* TASK
Copy all records verbatim.

========================================================================

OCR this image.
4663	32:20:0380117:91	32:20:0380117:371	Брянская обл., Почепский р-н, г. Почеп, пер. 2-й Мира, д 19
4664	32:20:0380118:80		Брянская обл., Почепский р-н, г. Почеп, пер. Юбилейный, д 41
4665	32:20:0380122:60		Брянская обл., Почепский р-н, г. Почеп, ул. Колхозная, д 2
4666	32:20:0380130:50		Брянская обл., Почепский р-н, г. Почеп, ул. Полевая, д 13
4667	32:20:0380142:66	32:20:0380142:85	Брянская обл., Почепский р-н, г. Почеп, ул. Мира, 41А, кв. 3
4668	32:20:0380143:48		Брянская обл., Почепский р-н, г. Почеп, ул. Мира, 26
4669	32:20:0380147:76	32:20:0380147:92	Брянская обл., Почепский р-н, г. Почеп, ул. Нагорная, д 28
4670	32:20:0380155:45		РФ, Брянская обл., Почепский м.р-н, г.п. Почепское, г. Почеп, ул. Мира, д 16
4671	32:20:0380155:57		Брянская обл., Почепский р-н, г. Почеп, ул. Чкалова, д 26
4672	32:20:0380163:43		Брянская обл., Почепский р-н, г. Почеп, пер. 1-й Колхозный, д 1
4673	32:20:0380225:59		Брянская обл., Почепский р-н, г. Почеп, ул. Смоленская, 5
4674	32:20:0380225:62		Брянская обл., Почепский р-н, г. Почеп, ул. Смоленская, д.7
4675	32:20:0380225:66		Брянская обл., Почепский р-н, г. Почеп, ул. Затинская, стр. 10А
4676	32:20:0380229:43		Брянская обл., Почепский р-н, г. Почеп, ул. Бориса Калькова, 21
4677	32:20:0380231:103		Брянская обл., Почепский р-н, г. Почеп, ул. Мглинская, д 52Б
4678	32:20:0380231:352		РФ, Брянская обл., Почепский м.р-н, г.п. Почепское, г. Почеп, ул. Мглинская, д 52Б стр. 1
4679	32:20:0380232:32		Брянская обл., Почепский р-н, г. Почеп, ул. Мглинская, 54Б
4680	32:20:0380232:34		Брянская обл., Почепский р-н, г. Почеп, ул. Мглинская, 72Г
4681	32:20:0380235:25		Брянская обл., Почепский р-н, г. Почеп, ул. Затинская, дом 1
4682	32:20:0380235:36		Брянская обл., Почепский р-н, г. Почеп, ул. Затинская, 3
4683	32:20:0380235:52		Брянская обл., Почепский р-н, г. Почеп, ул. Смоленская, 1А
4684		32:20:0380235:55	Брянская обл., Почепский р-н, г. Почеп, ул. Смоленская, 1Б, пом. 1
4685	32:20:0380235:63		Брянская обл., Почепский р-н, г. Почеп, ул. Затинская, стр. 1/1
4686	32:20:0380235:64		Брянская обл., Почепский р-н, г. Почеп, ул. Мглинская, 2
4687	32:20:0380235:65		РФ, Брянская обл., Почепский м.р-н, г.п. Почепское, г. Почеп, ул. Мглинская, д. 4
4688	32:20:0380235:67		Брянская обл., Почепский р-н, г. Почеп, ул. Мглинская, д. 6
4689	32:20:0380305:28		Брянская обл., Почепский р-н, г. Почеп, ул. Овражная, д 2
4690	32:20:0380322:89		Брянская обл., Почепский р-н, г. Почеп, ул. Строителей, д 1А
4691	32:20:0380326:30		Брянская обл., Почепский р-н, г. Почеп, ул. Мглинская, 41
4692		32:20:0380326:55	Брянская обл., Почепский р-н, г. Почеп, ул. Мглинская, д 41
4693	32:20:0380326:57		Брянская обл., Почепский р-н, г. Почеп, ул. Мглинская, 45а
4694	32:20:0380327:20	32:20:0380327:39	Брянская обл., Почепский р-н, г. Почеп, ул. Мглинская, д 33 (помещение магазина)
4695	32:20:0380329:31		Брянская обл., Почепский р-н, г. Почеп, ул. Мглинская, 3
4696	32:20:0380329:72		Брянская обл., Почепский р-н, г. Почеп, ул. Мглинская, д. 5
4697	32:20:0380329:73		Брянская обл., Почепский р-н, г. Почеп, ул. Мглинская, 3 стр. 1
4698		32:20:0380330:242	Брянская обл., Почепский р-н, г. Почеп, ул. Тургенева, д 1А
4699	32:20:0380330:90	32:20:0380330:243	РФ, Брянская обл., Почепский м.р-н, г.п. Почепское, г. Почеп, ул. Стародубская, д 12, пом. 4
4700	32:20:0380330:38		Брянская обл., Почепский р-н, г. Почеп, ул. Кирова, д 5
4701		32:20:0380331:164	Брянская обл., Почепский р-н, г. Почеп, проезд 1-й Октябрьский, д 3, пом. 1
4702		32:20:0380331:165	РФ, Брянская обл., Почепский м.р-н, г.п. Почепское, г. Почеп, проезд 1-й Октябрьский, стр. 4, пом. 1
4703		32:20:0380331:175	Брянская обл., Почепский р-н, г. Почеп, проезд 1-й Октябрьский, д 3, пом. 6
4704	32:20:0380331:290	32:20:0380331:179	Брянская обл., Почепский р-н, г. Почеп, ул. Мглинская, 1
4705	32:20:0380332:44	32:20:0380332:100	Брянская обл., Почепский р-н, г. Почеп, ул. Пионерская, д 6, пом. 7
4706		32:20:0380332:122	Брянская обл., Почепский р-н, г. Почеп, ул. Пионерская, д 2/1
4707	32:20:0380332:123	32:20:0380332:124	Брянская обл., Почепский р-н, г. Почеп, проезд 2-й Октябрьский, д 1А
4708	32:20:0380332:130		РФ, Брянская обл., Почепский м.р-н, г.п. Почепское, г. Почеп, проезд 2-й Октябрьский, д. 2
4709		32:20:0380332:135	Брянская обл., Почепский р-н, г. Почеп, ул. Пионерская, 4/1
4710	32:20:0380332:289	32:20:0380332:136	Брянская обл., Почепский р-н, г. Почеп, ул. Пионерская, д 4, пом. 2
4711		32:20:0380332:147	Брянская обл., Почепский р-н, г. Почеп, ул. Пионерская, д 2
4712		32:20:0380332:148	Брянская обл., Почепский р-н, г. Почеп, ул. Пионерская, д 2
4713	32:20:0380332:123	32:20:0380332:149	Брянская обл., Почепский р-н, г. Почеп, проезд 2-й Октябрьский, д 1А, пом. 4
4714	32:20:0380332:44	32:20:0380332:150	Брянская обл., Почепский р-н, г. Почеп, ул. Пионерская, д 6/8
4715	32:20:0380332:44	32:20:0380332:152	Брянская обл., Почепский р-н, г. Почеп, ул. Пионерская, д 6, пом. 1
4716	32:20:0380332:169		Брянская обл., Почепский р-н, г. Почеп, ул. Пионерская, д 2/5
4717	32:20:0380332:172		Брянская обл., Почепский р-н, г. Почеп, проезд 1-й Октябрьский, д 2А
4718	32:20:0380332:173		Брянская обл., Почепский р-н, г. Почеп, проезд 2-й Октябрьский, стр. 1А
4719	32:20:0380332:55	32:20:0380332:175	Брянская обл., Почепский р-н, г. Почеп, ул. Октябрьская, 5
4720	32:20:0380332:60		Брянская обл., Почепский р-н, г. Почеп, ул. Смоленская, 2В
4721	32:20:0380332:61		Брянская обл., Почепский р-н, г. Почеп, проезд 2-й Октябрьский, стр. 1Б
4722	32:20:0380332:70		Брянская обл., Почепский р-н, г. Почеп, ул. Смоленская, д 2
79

========================================================================

* FULL RESPONSE
OCR this image.
4663	32:20:0380117:91	32:20:0380117:371	Брянская обл., Почепский р-н, г. Почеп, пер. 2-й Мира, д 19
4664	32:20:0380118:80		Брянская обл., Почепский р-н, г. Почеп, пер. Юбилейный, д 41
4665	32:20:0380122:60		Брянская обл., Почепский р-н, г. Почеп, ул. Колхозная, д 2
4666	32:20:0380130:50		Брянская обл., Почепский р-н, г. Почеп, ул. Полевая, д 13
4667	32:20:0380142:66	32:20:0380142:85	Брянская обл., Почепский р-н, г. Почеп, ул. Мира, 41А, кв. 3
4668	32:20:0380143:48		Брянская обл., Почепский р-н, г. Почеп, ул. Мира, 26
4669	32:20:0380147:76	32:20:0380147:92	Брянская обл., Почепский р-н, г. Почеп, ул. Нагорная, д 28
4670	32:20:0380155:45		РФ, Брянская обл., Почепский м.р-н, г.п. Почепское, г. Почеп, ул. Мира, д 16
4671	32:20:0380155:57		Брянская обл., Почепский р-н, г. Почеп, ул. Чкалова, д 26
4672	32:20:0380163:43		Брянская обл., Почепский р-н, г. Почеп, пер. 1-й Колхозный, д 1
4673	32:20:0380225:59		Брянская обл., Почепский р-н, г. Почеп, ул. Смоленская, 5
4674	32:20:0380225:62		Брянская обл., Почепский р-н, г. Почеп, ул. Смоленская, д.7
4675	32:20:0380225:66		Брянская обл., Почепский р-н, г. Почеп, ул. Затинская, стр. 10А
4676	32:20:0380229:43		Брянская обл., Почепский р-н, г. Почеп, ул. Бориса Калькова, 21
4677	32:20:0380231:103		Брянская обл., Почепский р-н, г. Почеп, ул. Мглинская, д 52Б
4678	32:20:0380231:352		РФ, Брянская обл., Почепский м.р-н, г.п. Почепское, г. Почеп, ул. Мглинская, д 52Б стр. 1
4679	32:20:0380232:32		Брянская обл., Почепский р-н, г. Почеп, ул. Мглинская, 54Б
4680	32:20:0380232:34		Брянская обл., Почепский р-н, г. Почеп, ул. Мглинская, 72Г
4681	32:20:0380235:25		Брянская обл., Почепский р-н, г. Почеп, ул. Затинская, дом 1
4682	32:20:0380235:36		Брянская обл., Почепский р-н, г. Почеп, ул. Затинская, 3
4683	32:20:0380235:52		Брянская обл., Почепский р-н, г. Почеп, ул. Смоленская, 1А
4684		32:20:0380235:55	Брянская обл., Почепский р-н, г. Почеп, ул. Смоленская, 1Б, пом. 1
4685	32:20:0380235:63		Брянская обл., Почепский р-н, г. Почеп, ул. Затинская, стр. 1/1
4686	32:20:0380235:64		Брянская обл., Почепский р-н, г. Почеп, ул. Мглинская, 2
4687	32:20:0380235:65		РФ, Брянская обл., Почепский м.р-н, г.п. Почепское, г. Почеп, ул. Мглинская, д. 4
4688	32:20:0380235:67		Брянская обл., Почепский р-н, г. Почеп, ул. Мглинская, д. 6
4689	32:20:0380305:28		Брянская обл., Почепский р-н, г. Почеп, ул. Овражная, д 2
4690	32:20:0380322:89		Брянская обл., Почепский р-н, г. Почеп, ул. Строителей, д 1А
4691	32:20:0380326:30		Брянская обл., Почепский р-н, г. Почеп, ул. Мглинская, 41
4692		32:20:0380326:55	Брянская обл., Почепский р-н, г. Почеп, ул. Мглинская, д 41
4693	32:20:0380326:57		Брянская обл., Почепский р-н, г. Почеп, ул. Мглинская, 45а
4694	32:20:0380327:20	32:20:0380327:39	Брянская обл., Почепский р-н, г. Почеп, ул. Мглинская, д 33 (помещение магазина)
4695	32:20:0380329:31		Брянская обл., Почепский р-н, г. Почеп, ул. Мглинская, 3
4696	32:20:0380329:72		Брянская обл., Почепский р-н, г. Почеп, ул. Мглинская, д. 5
4697	32:20:0380329:73		Брянская обл., Почепский р-н, г. Почеп, ул. Мглинская, 3 стр. 1
4698		32:20:0380330:242	Брянская обл., Почепский р-н, г. Почеп, ул. Тургенева, д 1А
4699	32:20:0380330:90	32:20:0380330:243	РФ, Брянская обл., Почепский м.р-н, г.п. Почепское, г. Почеп, ул. Стародубская, д 12, пом. 4
4700	32:20:0380330:38		Брянская обл., Почепский р-н, г. Почеп, ул. Кирова, д 5
4701		32:20:0380331:164	Брянская обл., Почепский р-н, г. Почеп, проезд 1-й Октябрьский, д 3, пом. 1
4702		32:20:0380331:165	РФ, Брянская обл., Почепский м.р-н, г.п. Почепское, г. Почеп, проезд 1-й Октябрьский, стр. 4, пом. 1
4703		32:20:0380331:175	Брянская обл., Почепский р-н, г. Почеп, проезд 1-й Октябрьский, д 3, пом. 6
4704	32:20:0380331:290	32:20:0380331:179	Брянская обл., Почепский р-н, г. Почеп, ул. Мглинская, 1
4705	32:20:0380332:44	32:20:0380332:100	Брянская обл., Почепский р-н, г. Почеп, ул. Пионерская, д 6, пом. 7
4706		32:20:0380332:122	Брянская обл., Почепский р-н, г. Почеп, ул. Пионерская, д 2/1
4707	32:20:0380332:123	32:20:0380332:124	Брянская обл., Почепский р-н, г. Почеп, проезд 2-й Октябрьский, д 1А
4708	32:20:0380332:130		РФ, Брянская обл., Почепский м.р-н, г.п. Почепское, г. Почеп, проезд 2-й Октябрьский, д. 2
4709		32:20:0380332:135	Брянская обл., Почепский р-н, г. Почеп, ул. Пионерская, 4/1
4710	32:20:0380332:289	32:20:0380332:136	Брянская обл., Почепский р-н, г. Почеп, ул. Пионерская, д 4, пом. 2
4711		32:20:0380332:147	Брянская обл., Почепский р-н, г. Почеп, ул. Пионерская, д 2
4712		32:20:0380332:148	Брянская обл., Почепский р-н, г. Почеп, ул. Пионерская, д 2
4713	32:20:0380332:123	32:20:0380332:149	Брянская обл., Почепский р-н, г. Почеп, проезд 2-й Октябрьский, д 1А, пом. 4
4714	32:20:0380332:44	32:20:0380332:150	Брянская обл., Почепский р-н, г. Почеп, ул. Пионерская, д 6/8
4715	32:20:0380332:44	32:20:0380332:152	Брянская обл., Почепский р-н, г. Почеп, ул. Пионерская, д 6, пом. 1
4716	32:20:0380332:169		Брянская обл., Почепский р-н, г. Почеп, ул. Пионерская, д 2/5
4717	32:20:0380332:172		Брянская обл., Почепский р-н, г. Почеп, проезд 1-й Октябрьский, д 2А
4718	32:20:0380332:173		Брянская обл., Почепский р-н, г. Почеп, проезд 2-й Октябрьский, стр. 1А
4719	32:20:0380332:55	32:20:0380332:175	Брянская обл., Почепский р-н, г. Почеп, ул. Октябрьская, 5
4720	32:20:0380332:60		Брянская обл., Почепский р-н, г. Почеп, ул. Смоленская, 2В
4721	32:20:0380332:61		Брянская обл., Почепский р-н, г. Почеп, проезд 2-й Октябрьский, стр. 1Б
4722	32:20:0380332:70		Брянская обл., Почепский р-н, г. Почеп, ул. Смоленская, д 2
79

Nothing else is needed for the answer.